* Aim *
Extract the full set of records, then give each one again exactly.

____________________

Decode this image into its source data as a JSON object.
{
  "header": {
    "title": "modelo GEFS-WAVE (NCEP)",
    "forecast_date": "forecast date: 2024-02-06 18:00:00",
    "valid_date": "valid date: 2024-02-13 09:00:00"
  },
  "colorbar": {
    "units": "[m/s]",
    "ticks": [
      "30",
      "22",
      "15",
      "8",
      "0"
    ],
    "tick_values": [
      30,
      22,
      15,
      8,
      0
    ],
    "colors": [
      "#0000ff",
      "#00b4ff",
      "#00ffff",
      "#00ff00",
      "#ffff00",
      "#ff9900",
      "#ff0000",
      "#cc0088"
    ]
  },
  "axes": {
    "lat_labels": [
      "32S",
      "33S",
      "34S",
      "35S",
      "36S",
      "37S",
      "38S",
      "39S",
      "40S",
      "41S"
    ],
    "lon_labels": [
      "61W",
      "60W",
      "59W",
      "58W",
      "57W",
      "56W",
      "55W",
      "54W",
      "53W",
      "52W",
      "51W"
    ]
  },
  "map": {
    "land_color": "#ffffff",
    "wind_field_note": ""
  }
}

____________________

* Solution below *
Decode this image into its source data as a JSON object.
{
  "header": {
    "title": "modelo GEFS-WAVE (NCEP)",
    "forecast_date": "forecast date: 2024-02-06 18:00:00",
    "valid_date": "valid date: 2024-02-13 09:00:00"
  },
  "colorbar": {
    "units": "[m/s]",
    "ticks": [
      "30",
      "22",
      "15",
      "8",
      "0"
    ],
    "tick_values": [
      30,
      22,
      15,
      8,
      0
    ],
    "colors": [
      "#0000ff",
      "#00b4ff",
      "#00ffff",
      "#00ff00",
      "#ffff00",
      "#ff9900",
      "#ff0000",
      "#cc0088"
    ]
  },
  "axes": {
    "lat_labels": [
      "32S",
      "33S",
      "34S",
      "35S",
      "36S",
      "37S",
      "38S",
      "39S",
      "40S",
      "41S"
    ],
    "lon_labels": [
      "61W",
      "60W",
      "59W",
      "58W",
      "57W",
      "56W",
      "55W",
      "54W",
      "53W",
      "52W",
      "51W"
    ]
  },
  "map": {
    "land_color": "#ffffff",
    "wind_field_note": ""
  }
}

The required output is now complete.